■ **Short problem**
Print the entries below in their entirety, exactly as they are written.

START Extracted information

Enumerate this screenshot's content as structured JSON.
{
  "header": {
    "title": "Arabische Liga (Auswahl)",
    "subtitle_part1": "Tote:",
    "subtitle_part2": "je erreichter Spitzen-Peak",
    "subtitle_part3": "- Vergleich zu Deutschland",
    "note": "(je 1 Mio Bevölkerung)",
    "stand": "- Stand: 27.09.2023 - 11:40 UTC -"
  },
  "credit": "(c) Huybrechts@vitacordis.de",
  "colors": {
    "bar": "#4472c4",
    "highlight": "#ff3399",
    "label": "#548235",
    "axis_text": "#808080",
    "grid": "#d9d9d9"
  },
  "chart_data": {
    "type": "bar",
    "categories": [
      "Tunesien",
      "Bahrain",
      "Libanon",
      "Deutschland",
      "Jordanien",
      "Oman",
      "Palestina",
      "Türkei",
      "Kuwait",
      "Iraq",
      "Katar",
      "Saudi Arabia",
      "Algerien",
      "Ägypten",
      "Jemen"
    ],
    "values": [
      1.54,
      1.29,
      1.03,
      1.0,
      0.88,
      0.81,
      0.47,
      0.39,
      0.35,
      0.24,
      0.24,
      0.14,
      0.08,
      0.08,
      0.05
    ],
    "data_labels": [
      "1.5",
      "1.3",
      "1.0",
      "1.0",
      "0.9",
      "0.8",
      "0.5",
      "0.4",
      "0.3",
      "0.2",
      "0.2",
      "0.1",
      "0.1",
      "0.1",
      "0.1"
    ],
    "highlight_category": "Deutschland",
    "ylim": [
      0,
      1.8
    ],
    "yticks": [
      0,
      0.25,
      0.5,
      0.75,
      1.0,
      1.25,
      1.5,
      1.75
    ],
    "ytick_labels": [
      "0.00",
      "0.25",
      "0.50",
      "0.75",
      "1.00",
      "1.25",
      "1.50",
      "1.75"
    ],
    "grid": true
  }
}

END Extracted information

■ **Task output**
Enumerate this screenshot's content as structured JSON.
{
  "header": {
    "title": "Arabische Liga (Auswahl)",
    "subtitle_part1": "Tote:",
    "subtitle_part2": "je erreichter Spitzen-Peak",
    "subtitle_part3": "- Vergleich zu Deutschland",
    "note": "(je 1 Mio Bevölkerung)",
    "stand": "- Stand: 27.09.2023 - 11:40 UTC -"
  },
  "credit": "(c) Huybrechts@vitacordis.de",
  "colors": {
    "bar": "#4472c4",
    "highlight": "#ff3399",
    "label": "#548235",
    "axis_text": "#808080",
    "grid": "#d9d9d9"
  },
  "chart_data": {
    "type": "bar",
    "categories": [
      "Tunesien",
      "Bahrain",
      "Libanon",
      "Deutschland",
      "Jordanien",
      "Oman",
      "Palestina",
      "Türkei",
      "Kuwait",
      "Iraq",
      "Katar",
      "Saudi Arabia",
      "Algerien",
      "Ägypten",
      "Jemen"
    ],
    "values": [
      1.54,
      1.29,
      1.03,
      1.0,
      0.88,
      0.81,
      0.47,
      0.39,
      0.35,
      0.24,
      0.24,
      0.14,
      0.08,
      0.08,
      0.05
    ],
    "data_labels": [
      "1.5",
      "1.3",
      "1.0",
      "1.0",
      "0.9",
      "0.8",
      "0.5",
      "0.4",
      "0.3",
      "0.2",
      "0.2",
      "0.1",
      "0.1",
      "0.1",
      "0.1"
    ],
    "highlight_category": "Deutschland",
    "ylim": [
      0,
      1.8
    ],
    "yticks": [
      0,
      0.25,
      0.5,
      0.75,
      1.0,
      1.25,
      1.5,
      1.75
    ],
    "ytick_labels": [
      "0.00",
      "0.25",
      "0.50",
      "0.75",
      "1.00",
      "1.25",
      "1.50",
      "1.75"
    ],
    "grid": true
  }
}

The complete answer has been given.